▸ **WHAT TO WORK ON**:
Can you output the material exactly as written, minus any pictures it holds?

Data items
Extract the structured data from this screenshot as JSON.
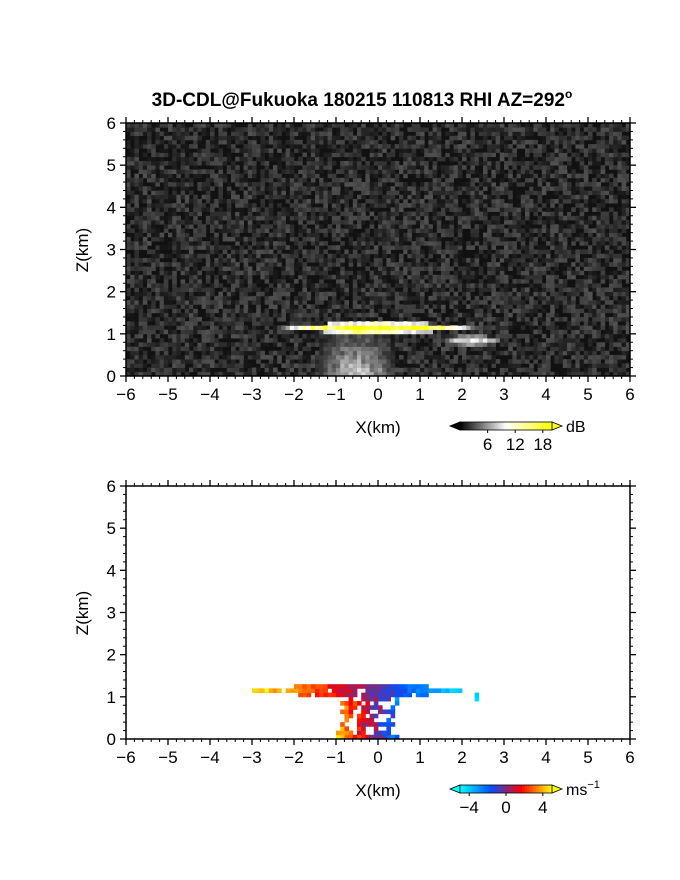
{
  "title": "3D-CDL@Fukuoka 180215 110813 RHI AZ=292",
  "title_superscript": "o",
  "chart_data": [
    {
      "type": "heatmap",
      "name": "reflectivity",
      "xlabel": "X(km)",
      "ylabel": "Z(km)",
      "xlim": [
        -6,
        6
      ],
      "ylim": [
        0,
        6
      ],
      "xticks": [
        "-6",
        "-5",
        "-4",
        "-3",
        "-2",
        "-1",
        "0",
        "1",
        "2",
        "3",
        "4",
        "5",
        "6"
      ],
      "yticks": [
        "0",
        "1",
        "2",
        "3",
        "4",
        "5",
        "6"
      ],
      "background": "#111111",
      "colorbar": {
        "unit": "dB",
        "ticks": [
          "6",
          "12",
          "18"
        ],
        "range": [
          0,
          20
        ],
        "colors": [
          "#000000",
          "#ffffff",
          "#ffff00"
        ]
      },
      "features": [
        {
          "kind": "layer",
          "x": [
            -2.5,
            2.5
          ],
          "z": 1.15,
          "peak_dB": 20
        },
        {
          "kind": "layer",
          "x": [
            -1.5,
            1.0
          ],
          "z": 1.12,
          "peak_dB": 22
        },
        {
          "kind": "layer",
          "x": [
            1.5,
            3.0
          ],
          "z": 0.85,
          "peak_dB": 10
        },
        {
          "kind": "plume",
          "x": [
            -1.5,
            0.5
          ],
          "z": [
            0.0,
            1.0
          ],
          "peak_dB": 9
        }
      ]
    },
    {
      "type": "heatmap",
      "name": "doppler velocity",
      "xlabel": "X(km)",
      "ylabel": "Z(km)",
      "xlim": [
        -6,
        6
      ],
      "ylim": [
        0,
        6
      ],
      "xticks": [
        "-6",
        "-5",
        "-4",
        "-3",
        "-2",
        "-1",
        "0",
        "1",
        "2",
        "3",
        "4",
        "5",
        "6"
      ],
      "yticks": [
        "0",
        "1",
        "2",
        "3",
        "4",
        "5",
        "6"
      ],
      "background": "#ffffff",
      "colorbar": {
        "unit": "ms",
        "unit_superscript": "−1",
        "ticks": [
          "−4",
          "0",
          "4"
        ],
        "range": [
          -5,
          5
        ],
        "colors": [
          "#00ffff",
          "#0050ff",
          "#ff0000",
          "#ffff00"
        ]
      },
      "features": [
        {
          "kind": "layer",
          "x": [
            -3.0,
            2.0
          ],
          "z": 1.15,
          "v_at_left": 5,
          "v_at_right": -4.5
        },
        {
          "kind": "patch",
          "x": [
            2.3,
            3.0
          ],
          "z": [
            0.8,
            1.1
          ],
          "v": -4.5
        },
        {
          "kind": "plume",
          "x": [
            -1.0,
            0.5
          ],
          "z": [
            0.0,
            1.05
          ],
          "v_at_left": 4,
          "v_at_right": -2.5
        }
      ]
    }
  ]
}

▸ **SOLVED EXERCISE**:
Extract the structured data from this screenshot as JSON.
{
  "title": "3D-CDL@Fukuoka 180215 110813 RHI AZ=292",
  "title_superscript": "o",
  "chart_data": [
    {
      "type": "heatmap",
      "name": "reflectivity",
      "xlabel": "X(km)",
      "ylabel": "Z(km)",
      "xlim": [
        -6,
        6
      ],
      "ylim": [
        0,
        6
      ],
      "xticks": [
        "-6",
        "-5",
        "-4",
        "-3",
        "-2",
        "-1",
        "0",
        "1",
        "2",
        "3",
        "4",
        "5",
        "6"
      ],
      "yticks": [
        "0",
        "1",
        "2",
        "3",
        "4",
        "5",
        "6"
      ],
      "background": "#111111",
      "colorbar": {
        "unit": "dB",
        "ticks": [
          "6",
          "12",
          "18"
        ],
        "range": [
          0,
          20
        ],
        "colors": [
          "#000000",
          "#ffffff",
          "#ffff00"
        ]
      },
      "features": [
        {
          "kind": "layer",
          "x": [
            -2.5,
            2.5
          ],
          "z": 1.15,
          "peak_dB": 20
        },
        {
          "kind": "layer",
          "x": [
            -1.5,
            1.0
          ],
          "z": 1.12,
          "peak_dB": 22
        },
        {
          "kind": "layer",
          "x": [
            1.5,
            3.0
          ],
          "z": 0.85,
          "peak_dB": 10
        },
        {
          "kind": "plume",
          "x": [
            -1.5,
            0.5
          ],
          "z": [
            0.0,
            1.0
          ],
          "peak_dB": 9
        }
      ]
    },
    {
      "type": "heatmap",
      "name": "doppler velocity",
      "xlabel": "X(km)",
      "ylabel": "Z(km)",
      "xlim": [
        -6,
        6
      ],
      "ylim": [
        0,
        6
      ],
      "xticks": [
        "-6",
        "-5",
        "-4",
        "-3",
        "-2",
        "-1",
        "0",
        "1",
        "2",
        "3",
        "4",
        "5",
        "6"
      ],
      "yticks": [
        "0",
        "1",
        "2",
        "3",
        "4",
        "5",
        "6"
      ],
      "background": "#ffffff",
      "colorbar": {
        "unit": "ms",
        "unit_superscript": "−1",
        "ticks": [
          "−4",
          "0",
          "4"
        ],
        "range": [
          -5,
          5
        ],
        "colors": [
          "#00ffff",
          "#0050ff",
          "#ff0000",
          "#ffff00"
        ]
      },
      "features": [
        {
          "kind": "layer",
          "x": [
            -3.0,
            2.0
          ],
          "z": 1.15,
          "v_at_left": 5,
          "v_at_right": -4.5
        },
        {
          "kind": "patch",
          "x": [
            2.3,
            3.0
          ],
          "z": [
            0.8,
            1.1
          ],
          "v": -4.5
        },
        {
          "kind": "plume",
          "x": [
            -1.0,
            0.5
          ],
          "z": [
            0.0,
            1.05
          ],
          "v_at_left": 4,
          "v_at_right": -2.5
        }
      ]
    }
  ]
}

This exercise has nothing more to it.